TASK REQUIREMENTS.
Repeat each record below exactly as given.

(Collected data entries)
- - -
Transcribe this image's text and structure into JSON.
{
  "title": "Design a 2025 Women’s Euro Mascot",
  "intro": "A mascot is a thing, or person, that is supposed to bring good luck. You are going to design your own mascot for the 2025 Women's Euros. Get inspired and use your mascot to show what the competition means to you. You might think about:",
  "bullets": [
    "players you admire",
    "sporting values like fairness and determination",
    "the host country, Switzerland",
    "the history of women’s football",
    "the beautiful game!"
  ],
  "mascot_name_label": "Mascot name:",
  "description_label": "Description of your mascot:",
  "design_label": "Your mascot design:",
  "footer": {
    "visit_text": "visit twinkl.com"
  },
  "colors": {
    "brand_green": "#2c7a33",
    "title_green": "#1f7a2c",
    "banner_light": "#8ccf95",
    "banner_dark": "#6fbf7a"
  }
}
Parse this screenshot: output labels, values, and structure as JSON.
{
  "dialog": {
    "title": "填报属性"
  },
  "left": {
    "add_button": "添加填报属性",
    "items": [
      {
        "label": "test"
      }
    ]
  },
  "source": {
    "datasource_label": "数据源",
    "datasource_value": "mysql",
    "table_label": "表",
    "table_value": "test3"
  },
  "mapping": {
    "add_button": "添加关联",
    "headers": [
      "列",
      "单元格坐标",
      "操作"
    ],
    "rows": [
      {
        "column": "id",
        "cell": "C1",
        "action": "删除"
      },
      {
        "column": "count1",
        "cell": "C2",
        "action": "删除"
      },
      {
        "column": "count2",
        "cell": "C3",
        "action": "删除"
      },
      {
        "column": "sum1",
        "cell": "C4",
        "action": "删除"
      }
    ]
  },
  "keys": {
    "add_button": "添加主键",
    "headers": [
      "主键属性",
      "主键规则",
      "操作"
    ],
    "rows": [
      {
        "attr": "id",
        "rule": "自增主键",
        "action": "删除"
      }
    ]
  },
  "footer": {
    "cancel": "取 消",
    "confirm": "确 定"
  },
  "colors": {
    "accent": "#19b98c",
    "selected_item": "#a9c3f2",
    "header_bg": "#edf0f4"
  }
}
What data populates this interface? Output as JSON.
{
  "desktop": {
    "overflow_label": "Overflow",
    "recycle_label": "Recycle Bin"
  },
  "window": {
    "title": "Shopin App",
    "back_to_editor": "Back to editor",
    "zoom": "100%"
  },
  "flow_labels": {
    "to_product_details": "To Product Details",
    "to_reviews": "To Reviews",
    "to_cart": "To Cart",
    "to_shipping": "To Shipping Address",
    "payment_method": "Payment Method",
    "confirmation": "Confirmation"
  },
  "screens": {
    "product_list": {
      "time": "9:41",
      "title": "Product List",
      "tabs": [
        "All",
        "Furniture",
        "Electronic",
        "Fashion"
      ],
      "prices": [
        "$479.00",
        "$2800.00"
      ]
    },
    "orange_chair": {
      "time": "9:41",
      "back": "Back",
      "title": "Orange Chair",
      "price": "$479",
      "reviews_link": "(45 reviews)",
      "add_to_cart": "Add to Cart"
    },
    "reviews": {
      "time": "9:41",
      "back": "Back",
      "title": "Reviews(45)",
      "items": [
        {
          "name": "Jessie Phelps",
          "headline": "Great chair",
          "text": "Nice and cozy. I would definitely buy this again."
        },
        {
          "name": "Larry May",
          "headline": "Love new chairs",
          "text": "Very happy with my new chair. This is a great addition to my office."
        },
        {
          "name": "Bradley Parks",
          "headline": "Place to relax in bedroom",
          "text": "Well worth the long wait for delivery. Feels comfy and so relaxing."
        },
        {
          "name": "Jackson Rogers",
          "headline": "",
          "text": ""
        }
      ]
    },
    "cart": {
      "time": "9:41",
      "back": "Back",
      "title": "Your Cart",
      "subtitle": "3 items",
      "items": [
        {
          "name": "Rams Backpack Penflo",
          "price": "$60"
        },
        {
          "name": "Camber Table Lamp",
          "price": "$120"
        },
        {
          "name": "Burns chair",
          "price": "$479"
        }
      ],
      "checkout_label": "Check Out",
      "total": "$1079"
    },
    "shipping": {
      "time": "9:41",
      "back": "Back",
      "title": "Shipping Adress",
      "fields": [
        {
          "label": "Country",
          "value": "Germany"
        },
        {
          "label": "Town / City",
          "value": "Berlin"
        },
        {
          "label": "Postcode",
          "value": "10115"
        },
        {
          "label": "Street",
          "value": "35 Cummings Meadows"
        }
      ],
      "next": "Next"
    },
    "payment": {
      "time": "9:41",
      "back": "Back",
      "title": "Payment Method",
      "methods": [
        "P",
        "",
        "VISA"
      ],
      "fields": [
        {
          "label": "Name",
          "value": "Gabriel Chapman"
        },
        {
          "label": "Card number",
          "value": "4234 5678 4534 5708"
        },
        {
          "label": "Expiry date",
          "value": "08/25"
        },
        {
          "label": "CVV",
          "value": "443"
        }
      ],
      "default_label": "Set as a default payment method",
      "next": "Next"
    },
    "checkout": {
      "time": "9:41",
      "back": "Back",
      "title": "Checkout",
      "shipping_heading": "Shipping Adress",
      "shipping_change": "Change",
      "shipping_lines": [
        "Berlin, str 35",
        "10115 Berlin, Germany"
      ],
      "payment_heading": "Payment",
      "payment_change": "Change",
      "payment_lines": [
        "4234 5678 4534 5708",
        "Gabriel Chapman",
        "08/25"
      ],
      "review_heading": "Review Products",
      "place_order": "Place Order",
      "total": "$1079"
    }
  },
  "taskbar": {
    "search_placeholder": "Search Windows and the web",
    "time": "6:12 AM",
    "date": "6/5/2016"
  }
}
- - -
RESULT OF THE TASK.
Transcribe this image's text and structure into JSON.
{
  "title": "Design a 2025 Women’s Euro Mascot",
  "intro": "A mascot is a thing, or person, that is supposed to bring good luck. You are going to design your own mascot for the 2025 Women's Euros. Get inspired and use your mascot to show what the competition means to you. You might think about:",
  "bullets": [
    "players you admire",
    "sporting values like fairness and determination",
    "the host country, Switzerland",
    "the history of women’s football",
    "the beautiful game!"
  ],
  "mascot_name_label": "Mascot name:",
  "description_label": "Description of your mascot:",
  "design_label": "Your mascot design:",
  "footer": {
    "visit_text": "visit twinkl.com"
  },
  "colors": {
    "brand_green": "#2c7a33",
    "title_green": "#1f7a2c",
    "banner_light": "#8ccf95",
    "banner_dark": "#6fbf7a"
  }
}
Parse this screenshot: output labels, values, and structure as JSON.
{
  "dialog": {
    "title": "填报属性"
  },
  "left": {
    "add_button": "添加填报属性",
    "items": [
      {
        "label": "test"
      }
    ]
  },
  "source": {
    "datasource_label": "数据源",
    "datasource_value": "mysql",
    "table_label": "表",
    "table_value": "test3"
  },
  "mapping": {
    "add_button": "添加关联",
    "headers": [
      "列",
      "单元格坐标",
      "操作"
    ],
    "rows": [
      {
        "column": "id",
        "cell": "C1",
        "action": "删除"
      },
      {
        "column": "count1",
        "cell": "C2",
        "action": "删除"
      },
      {
        "column": "count2",
        "cell": "C3",
        "action": "删除"
      },
      {
        "column": "sum1",
        "cell": "C4",
        "action": "删除"
      }
    ]
  },
  "keys": {
    "add_button": "添加主键",
    "headers": [
      "主键属性",
      "主键规则",
      "操作"
    ],
    "rows": [
      {
        "attr": "id",
        "rule": "自增主键",
        "action": "删除"
      }
    ]
  },
  "footer": {
    "cancel": "取 消",
    "confirm": "确 定"
  },
  "colors": {
    "accent": "#19b98c",
    "selected_item": "#a9c3f2",
    "header_bg": "#edf0f4"
  }
}
What data populates this interface? Output as JSON.
{
  "desktop": {
    "overflow_label": "Overflow",
    "recycle_label": "Recycle Bin"
  },
  "window": {
    "title": "Shopin App",
    "back_to_editor": "Back to editor",
    "zoom": "100%"
  },
  "flow_labels": {
    "to_product_details": "To Product Details",
    "to_reviews": "To Reviews",
    "to_cart": "To Cart",
    "to_shipping": "To Shipping Address",
    "payment_method": "Payment Method",
    "confirmation": "Confirmation"
  },
  "screens": {
    "product_list": {
      "time": "9:41",
      "title": "Product List",
      "tabs": [
        "All",
        "Furniture",
        "Electronic",
        "Fashion"
      ],
      "prices": [
        "$479.00",
        "$2800.00"
      ]
    },
    "orange_chair": {
      "time": "9:41",
      "back": "Back",
      "title": "Orange Chair",
      "price": "$479",
      "reviews_link": "(45 reviews)",
      "add_to_cart": "Add to Cart"
    },
    "reviews": {
      "time": "9:41",
      "back": "Back",
      "title": "Reviews(45)",
      "items": [
        {
          "name": "Jessie Phelps",
          "headline": "Great chair",
          "text": "Nice and cozy. I would definitely buy this again."
        },
        {
          "name": "Larry May",
          "headline": "Love new chairs",
          "text": "Very happy with my new chair. This is a great addition to my office."
        },
        {
          "name": "Bradley Parks",
          "headline": "Place to relax in bedroom",
          "text": "Well worth the long wait for delivery. Feels comfy and so relaxing."
        },
        {
          "name": "Jackson Rogers",
          "headline": "",
          "text": ""
        }
      ]
    },
    "cart": {
      "time": "9:41",
      "back": "Back",
      "title": "Your Cart",
      "subtitle": "3 items",
      "items": [
        {
          "name": "Rams Backpack Penflo",
          "price": "$60"
        },
        {
          "name": "Camber Table Lamp",
          "price": "$120"
        },
        {
          "name": "Burns chair",
          "price": "$479"
        }
      ],
      "checkout_label": "Check Out",
      "total": "$1079"
    },
    "shipping": {
      "time": "9:41",
      "back": "Back",
      "title": "Shipping Adress",
      "fields": [
        {
          "label": "Country",
          "value": "Germany"
        },
        {
          "label": "Town / City",
          "value": "Berlin"
        },
        {
          "label": "Postcode",
          "value": "10115"
        },
        {
          "label": "Street",
          "value": "35 Cummings Meadows"
        }
      ],
      "next": "Next"
    },
    "payment": {
      "time": "9:41",
      "back": "Back",
      "title": "Payment Method",
      "methods": [
        "P",
        "",
        "VISA"
      ],
      "fields": [
        {
          "label": "Name",
          "value": "Gabriel Chapman"
        },
        {
          "label": "Card number",
          "value": "4234 5678 4534 5708"
        },
        {
          "label": "Expiry date",
          "value": "08/25"
        },
        {
          "label": "CVV",
          "value": "443"
        }
      ],
      "default_label": "Set as a default payment method",
      "next": "Next"
    },
    "checkout": {
      "time": "9:41",
      "back": "Back",
      "title": "Checkout",
      "shipping_heading": "Shipping Adress",
      "shipping_change": "Change",
      "shipping_lines": [
        "Berlin, str 35",
        "10115 Berlin, Germany"
      ],
      "payment_heading": "Payment",
      "payment_change": "Change",
      "payment_lines": [
        "4234 5678 4534 5708",
        "Gabriel Chapman",
        "08/25"
      ],
      "review_heading": "Review Products",
      "place_order": "Place Order",
      "total": "$1079"
    }
  },
  "taskbar": {
    "search_placeholder": "Search Windows and the web",
    "time": "6:12 AM",
    "date": "6/5/2016"
  }
}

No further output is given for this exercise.